▸ EXERCISE BRIEF:
Take down each entry exactly as written.
— Begin —
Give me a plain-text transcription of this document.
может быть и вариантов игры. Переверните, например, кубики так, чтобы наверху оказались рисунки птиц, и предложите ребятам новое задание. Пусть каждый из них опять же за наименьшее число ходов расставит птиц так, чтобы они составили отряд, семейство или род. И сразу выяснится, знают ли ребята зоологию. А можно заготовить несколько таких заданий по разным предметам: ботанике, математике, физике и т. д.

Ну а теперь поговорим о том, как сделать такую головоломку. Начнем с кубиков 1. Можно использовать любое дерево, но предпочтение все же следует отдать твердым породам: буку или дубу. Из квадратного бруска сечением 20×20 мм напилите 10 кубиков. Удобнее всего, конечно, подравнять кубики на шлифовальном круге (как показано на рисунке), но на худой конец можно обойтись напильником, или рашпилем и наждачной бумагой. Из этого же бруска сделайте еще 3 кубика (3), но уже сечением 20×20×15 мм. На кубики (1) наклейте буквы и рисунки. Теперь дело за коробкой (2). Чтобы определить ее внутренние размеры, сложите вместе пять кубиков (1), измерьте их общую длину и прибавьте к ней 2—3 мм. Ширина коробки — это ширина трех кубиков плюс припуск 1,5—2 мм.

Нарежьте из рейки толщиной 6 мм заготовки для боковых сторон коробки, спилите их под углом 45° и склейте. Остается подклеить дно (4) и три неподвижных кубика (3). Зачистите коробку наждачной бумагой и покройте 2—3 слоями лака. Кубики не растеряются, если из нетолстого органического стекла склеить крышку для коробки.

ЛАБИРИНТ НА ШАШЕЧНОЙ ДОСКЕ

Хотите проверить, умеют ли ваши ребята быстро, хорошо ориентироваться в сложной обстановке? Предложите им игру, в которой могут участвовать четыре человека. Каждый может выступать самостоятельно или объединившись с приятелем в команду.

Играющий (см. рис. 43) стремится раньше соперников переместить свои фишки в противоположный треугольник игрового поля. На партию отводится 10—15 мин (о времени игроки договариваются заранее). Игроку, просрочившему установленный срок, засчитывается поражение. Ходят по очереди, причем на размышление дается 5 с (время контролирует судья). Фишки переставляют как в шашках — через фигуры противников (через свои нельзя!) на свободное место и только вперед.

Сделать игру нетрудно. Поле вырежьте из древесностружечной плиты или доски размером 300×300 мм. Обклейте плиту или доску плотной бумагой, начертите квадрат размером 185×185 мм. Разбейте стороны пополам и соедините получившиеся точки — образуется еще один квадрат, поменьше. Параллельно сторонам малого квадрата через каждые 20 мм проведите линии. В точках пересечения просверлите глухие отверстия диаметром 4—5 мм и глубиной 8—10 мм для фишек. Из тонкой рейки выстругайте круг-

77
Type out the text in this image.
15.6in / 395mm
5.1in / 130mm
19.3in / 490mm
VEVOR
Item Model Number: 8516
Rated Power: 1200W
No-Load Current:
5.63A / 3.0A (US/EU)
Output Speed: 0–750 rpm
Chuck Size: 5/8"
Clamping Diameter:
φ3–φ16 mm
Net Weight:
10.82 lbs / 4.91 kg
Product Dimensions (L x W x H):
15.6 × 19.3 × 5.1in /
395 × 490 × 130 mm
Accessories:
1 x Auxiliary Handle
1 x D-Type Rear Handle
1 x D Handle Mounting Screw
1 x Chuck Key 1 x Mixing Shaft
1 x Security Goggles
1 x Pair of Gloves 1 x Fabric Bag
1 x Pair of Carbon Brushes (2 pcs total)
— End —
▸ CORRECT OUTPUT:
Give me a plain-text transcription of this document.
может быть и вариантов игры. Переверните, например, кубики так, чтобы наверху оказались рисунки птиц, и предложите ребятам новое задание. Пусть каждый из них опять же за наименьшее число ходов расставит птиц так, чтобы они составили отряд, семейство или род. И сразу выяснится, знают ли ребята зоологию. А можно заготовить несколько таких заданий по разным предметам: ботанике, математике, физике и т. д.

Ну а теперь поговорим о том, как сделать такую головоломку. Начнем с кубиков 1. Можно использовать любое дерево, но предпочтение все же следует отдать твердым породам: буку или дубу. Из квадратного бруска сечением 20×20 мм напилите 10 кубиков. Удобнее всего, конечно, подравнять кубики на шлифовальном круге (как показано на рисунке), но на худой конец можно обойтись напильником, или рашпилем и наждачной бумагой. Из этого же бруска сделайте еще 3 кубика (3), но уже сечением 20×20×15 мм. На кубики (1) наклейте буквы и рисунки. Теперь дело за коробкой (2). Чтобы определить ее внутренние размеры, сложите вместе пять кубиков (1), измерьте их общую длину и прибавьте к ней 2—3 мм. Ширина коробки — это ширина трех кубиков плюс припуск 1,5—2 мм.

Нарежьте из рейки толщиной 6 мм заготовки для боковых сторон коробки, спилите их под углом 45° и склейте. Остается подклеить дно (4) и три неподвижных кубика (3). Зачистите коробку наждачной бумагой и покройте 2—3 слоями лака. Кубики не растеряются, если из нетолстого органического стекла склеить крышку для коробки.

ЛАБИРИНТ НА ШАШЕЧНОЙ ДОСКЕ

Хотите проверить, умеют ли ваши ребята быстро, хорошо ориентироваться в сложной обстановке? Предложите им игру, в которой могут участвовать четыре человека. Каждый может выступать самостоятельно или объединившись с приятелем в команду.

Играющий (см. рис. 43) стремится раньше соперников переместить свои фишки в противоположный треугольник игрового поля. На партию отводится 10—15 мин (о времени игроки договариваются заранее). Игроку, просрочившему установленный срок, засчитывается поражение. Ходят по очереди, причем на размышление дается 5 с (время контролирует судья). Фишки переставляют как в шашках — через фигуры противников (через свои нельзя!) на свободное место и только вперед.

Сделать игру нетрудно. Поле вырежьте из древесностружечной плиты или доски размером 300×300 мм. Обклейте плиту или доску плотной бумагой, начертите квадрат размером 185×185 мм. Разбейте стороны пополам и соедините получившиеся точки — образуется еще один квадрат, поменьше. Параллельно сторонам малого квадрата через каждые 20 мм проведите линии. В точках пересечения просверлите глухие отверстия диаметром 4—5 мм и глубиной 8—10 мм для фишек. Из тонкой рейки выстругайте круг-

77
Type out the text in this image.
15.6in / 395mm
5.1in / 130mm
19.3in / 490mm
VEVOR
Item Model Number: 8516
Rated Power: 1200W
No-Load Current:
5.63A / 3.0A (US/EU)
Output Speed: 0–750 rpm
Chuck Size: 5/8"
Clamping Diameter:
φ3–φ16 mm
Net Weight:
10.82 lbs / 4.91 kg
Product Dimensions (L x W x H):
15.6 × 19.3 × 5.1in /
395 × 490 × 130 mm
Accessories:
1 x Auxiliary Handle
1 x D-Type Rear Handle
1 x D Handle Mounting Screw
1 x Chuck Key 1 x Mixing Shaft
1 x Security Goggles
1 x Pair of Gloves 1 x Fabric Bag
1 x Pair of Carbon Brushes (2 pcs total)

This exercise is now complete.